[Collected data]
---

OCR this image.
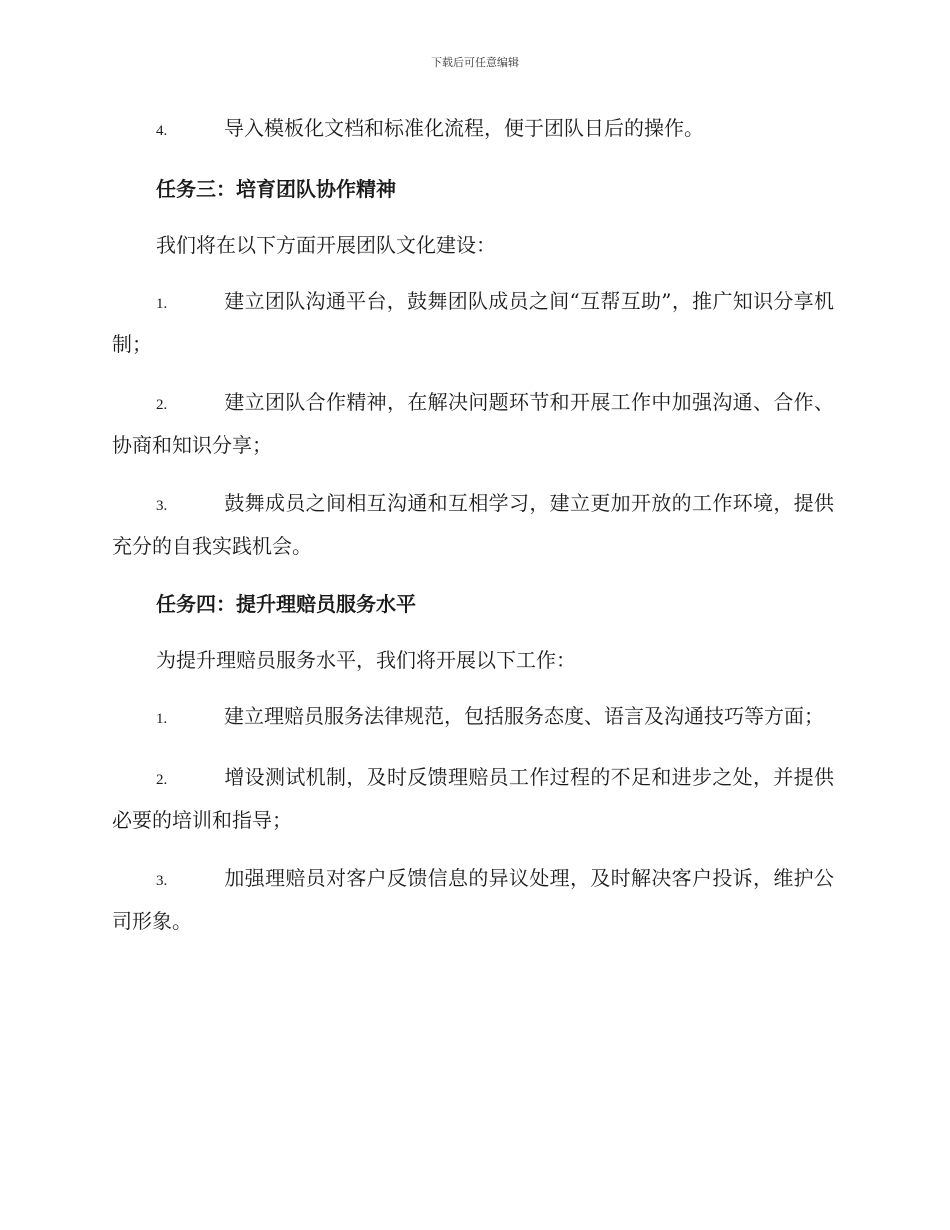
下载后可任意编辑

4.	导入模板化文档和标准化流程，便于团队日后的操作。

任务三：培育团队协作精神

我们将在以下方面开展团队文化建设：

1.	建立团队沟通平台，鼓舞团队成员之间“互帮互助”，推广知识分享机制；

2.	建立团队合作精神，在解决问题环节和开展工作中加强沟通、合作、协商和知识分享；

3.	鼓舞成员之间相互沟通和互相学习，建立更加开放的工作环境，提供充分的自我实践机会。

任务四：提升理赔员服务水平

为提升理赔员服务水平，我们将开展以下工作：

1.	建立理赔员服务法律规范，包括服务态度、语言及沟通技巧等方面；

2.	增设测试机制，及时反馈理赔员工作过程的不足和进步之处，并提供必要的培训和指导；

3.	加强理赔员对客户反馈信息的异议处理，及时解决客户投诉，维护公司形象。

---

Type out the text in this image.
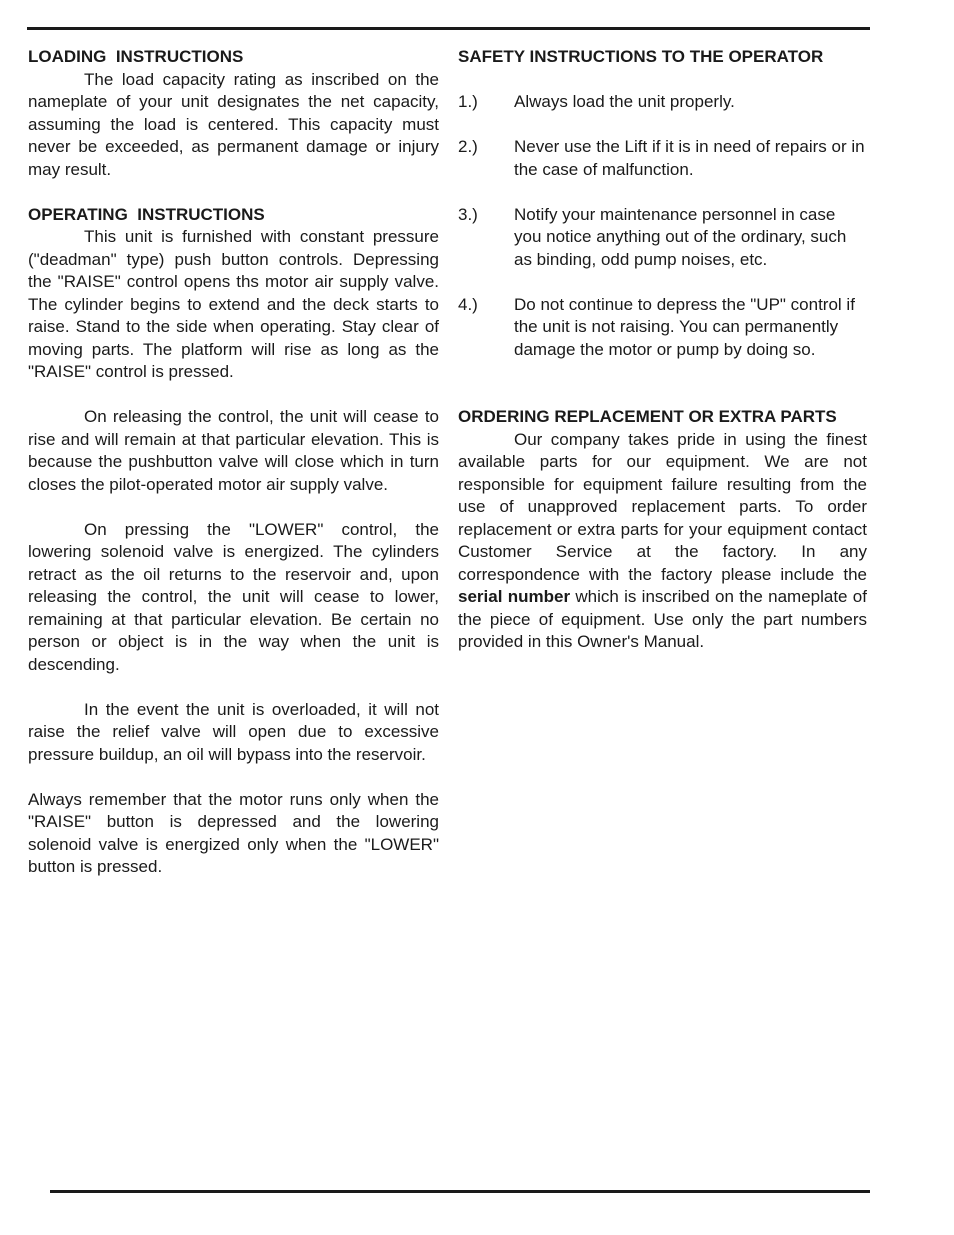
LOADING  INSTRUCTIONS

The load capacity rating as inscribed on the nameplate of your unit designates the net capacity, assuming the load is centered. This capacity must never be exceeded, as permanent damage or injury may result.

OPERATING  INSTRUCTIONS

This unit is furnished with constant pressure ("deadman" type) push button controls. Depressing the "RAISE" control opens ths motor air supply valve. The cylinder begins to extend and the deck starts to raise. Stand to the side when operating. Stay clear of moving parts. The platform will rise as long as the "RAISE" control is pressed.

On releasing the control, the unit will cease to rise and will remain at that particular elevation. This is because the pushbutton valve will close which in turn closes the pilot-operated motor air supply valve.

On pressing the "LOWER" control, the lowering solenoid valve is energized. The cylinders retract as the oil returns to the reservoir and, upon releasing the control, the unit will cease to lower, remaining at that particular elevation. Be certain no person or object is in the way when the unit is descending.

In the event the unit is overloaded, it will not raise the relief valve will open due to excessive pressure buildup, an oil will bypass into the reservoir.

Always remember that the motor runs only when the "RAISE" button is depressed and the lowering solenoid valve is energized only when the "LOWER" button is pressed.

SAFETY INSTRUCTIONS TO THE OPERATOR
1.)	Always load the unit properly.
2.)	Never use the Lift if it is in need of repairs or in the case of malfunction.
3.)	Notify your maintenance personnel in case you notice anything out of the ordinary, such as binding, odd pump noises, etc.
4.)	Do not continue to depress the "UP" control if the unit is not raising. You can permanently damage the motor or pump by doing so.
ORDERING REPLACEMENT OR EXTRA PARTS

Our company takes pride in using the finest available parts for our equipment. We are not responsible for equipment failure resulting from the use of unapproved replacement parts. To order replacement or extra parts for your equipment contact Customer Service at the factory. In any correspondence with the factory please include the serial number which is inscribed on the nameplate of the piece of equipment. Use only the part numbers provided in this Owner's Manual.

---

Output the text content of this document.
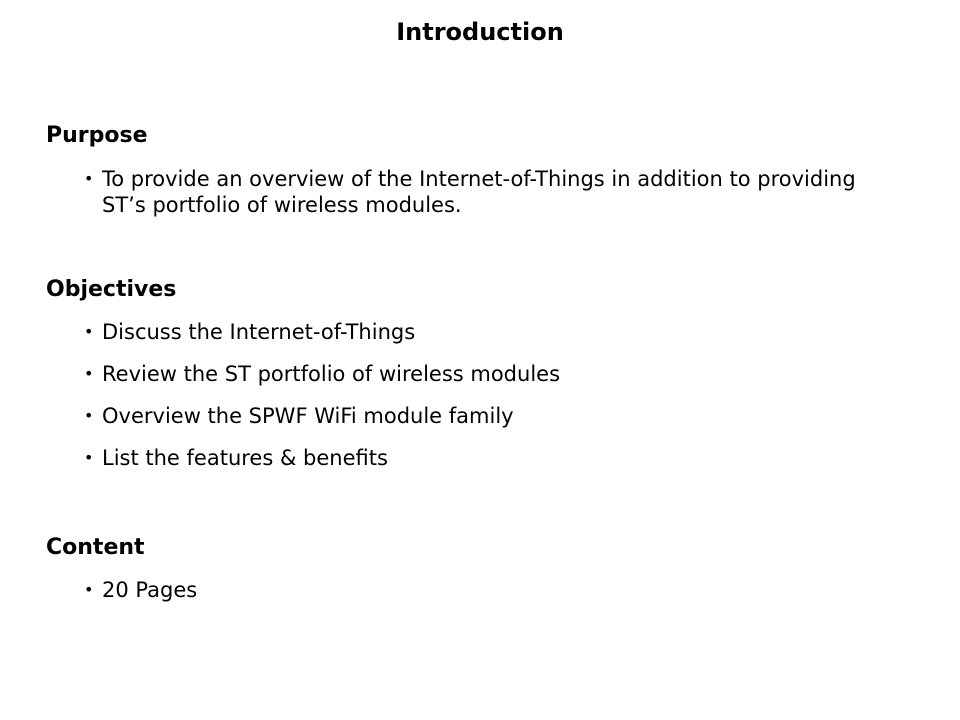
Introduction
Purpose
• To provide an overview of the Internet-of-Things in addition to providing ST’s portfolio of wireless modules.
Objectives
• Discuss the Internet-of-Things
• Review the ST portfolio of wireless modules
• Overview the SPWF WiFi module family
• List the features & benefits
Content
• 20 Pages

---

## Direction
Each line of the material that holds the string "your" counts once; give the total alone.

## The solution
3